* [Directive]: Pick out each line below containing "Lake".

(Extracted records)
◆ ◆ ◆ ◆ ◆ ◆ ◆
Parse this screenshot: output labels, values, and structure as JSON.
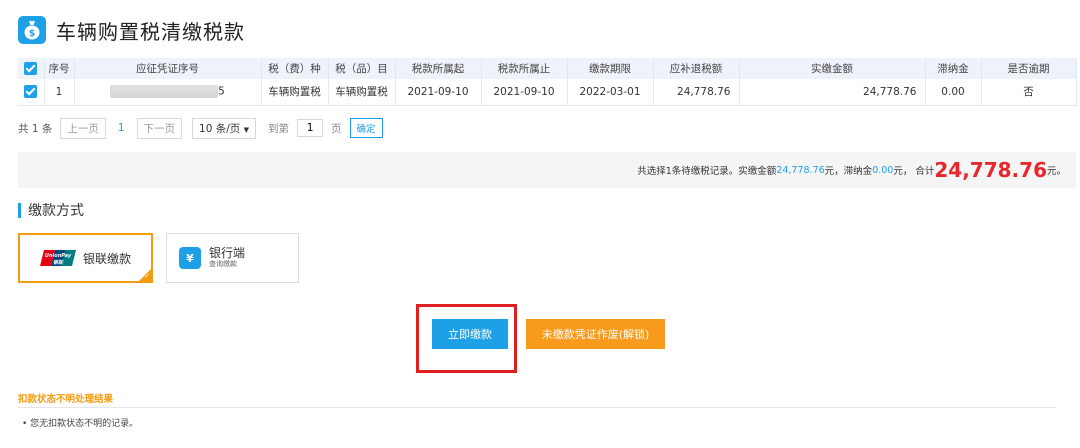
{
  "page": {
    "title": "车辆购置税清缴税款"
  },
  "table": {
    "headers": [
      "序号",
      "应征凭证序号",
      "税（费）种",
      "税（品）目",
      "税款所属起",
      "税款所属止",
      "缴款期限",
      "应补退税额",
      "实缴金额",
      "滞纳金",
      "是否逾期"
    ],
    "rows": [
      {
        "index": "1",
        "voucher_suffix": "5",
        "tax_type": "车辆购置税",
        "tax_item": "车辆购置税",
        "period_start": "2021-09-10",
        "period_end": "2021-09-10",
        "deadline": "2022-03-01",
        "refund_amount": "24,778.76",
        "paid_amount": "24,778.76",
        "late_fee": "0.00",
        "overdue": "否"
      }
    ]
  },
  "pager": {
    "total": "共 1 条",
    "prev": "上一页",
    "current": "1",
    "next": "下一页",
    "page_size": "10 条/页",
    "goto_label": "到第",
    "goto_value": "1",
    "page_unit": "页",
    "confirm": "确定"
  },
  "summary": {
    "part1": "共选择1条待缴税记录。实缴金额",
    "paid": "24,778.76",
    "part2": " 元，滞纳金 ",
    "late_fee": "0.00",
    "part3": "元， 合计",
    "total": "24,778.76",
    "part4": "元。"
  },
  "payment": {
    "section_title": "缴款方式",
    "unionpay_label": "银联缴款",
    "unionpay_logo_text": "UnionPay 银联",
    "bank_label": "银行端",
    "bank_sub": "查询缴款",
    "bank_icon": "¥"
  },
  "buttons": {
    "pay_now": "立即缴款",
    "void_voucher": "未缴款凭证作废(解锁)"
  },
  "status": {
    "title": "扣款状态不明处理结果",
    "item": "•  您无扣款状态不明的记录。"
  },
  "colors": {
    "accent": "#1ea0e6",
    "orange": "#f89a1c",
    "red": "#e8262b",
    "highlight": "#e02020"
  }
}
◆ ◆ ◆ ◆ ◆ ◆ ◆
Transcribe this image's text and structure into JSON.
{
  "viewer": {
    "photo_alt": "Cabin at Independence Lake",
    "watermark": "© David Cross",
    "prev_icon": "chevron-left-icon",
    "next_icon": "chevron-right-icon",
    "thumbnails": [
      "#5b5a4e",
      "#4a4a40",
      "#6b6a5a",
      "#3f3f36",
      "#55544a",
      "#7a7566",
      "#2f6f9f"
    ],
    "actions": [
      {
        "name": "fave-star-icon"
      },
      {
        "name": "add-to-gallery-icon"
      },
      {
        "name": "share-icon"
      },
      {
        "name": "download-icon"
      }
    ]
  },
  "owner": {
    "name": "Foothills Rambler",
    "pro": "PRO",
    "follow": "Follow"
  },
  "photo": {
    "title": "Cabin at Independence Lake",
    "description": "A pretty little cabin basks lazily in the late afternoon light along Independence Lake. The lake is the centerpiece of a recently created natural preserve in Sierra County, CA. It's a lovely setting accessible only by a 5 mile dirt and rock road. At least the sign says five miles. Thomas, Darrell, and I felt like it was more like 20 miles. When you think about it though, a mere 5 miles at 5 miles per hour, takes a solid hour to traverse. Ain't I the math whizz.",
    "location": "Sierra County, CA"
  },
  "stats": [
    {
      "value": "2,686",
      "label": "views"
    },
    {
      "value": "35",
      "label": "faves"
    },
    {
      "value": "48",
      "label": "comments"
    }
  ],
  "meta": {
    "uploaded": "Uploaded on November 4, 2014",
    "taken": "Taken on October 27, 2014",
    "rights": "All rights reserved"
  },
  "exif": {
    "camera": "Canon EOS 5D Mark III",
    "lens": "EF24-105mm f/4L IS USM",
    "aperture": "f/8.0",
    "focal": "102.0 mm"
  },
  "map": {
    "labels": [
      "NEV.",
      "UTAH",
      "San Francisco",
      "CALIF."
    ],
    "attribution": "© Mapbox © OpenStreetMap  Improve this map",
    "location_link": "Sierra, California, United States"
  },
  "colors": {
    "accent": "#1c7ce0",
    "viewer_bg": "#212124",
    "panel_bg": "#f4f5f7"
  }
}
◆ ◆ ◆ ◆ ◆ ◆ ◆
* [Task solution]:
    "photo_alt": "Cabin at Independence Lake",
    "title": "Cabin at Independence Lake",
    "description": "A pretty little cabin basks lazily in the late afternoon light along Independence Lake. The lake is the centerpiece of a recently created natural preserve in Sierra County, CA. It's a lovely setting accessible only by a 5 mile dirt and rock road. At least the sign says five miles. Thomas, Darrell, and I felt like it was more like 20 miles. When you think about it though, a mere 5 miles at 5 miles per hour, takes a solid hour to traverse. Ain't I the math whizz.",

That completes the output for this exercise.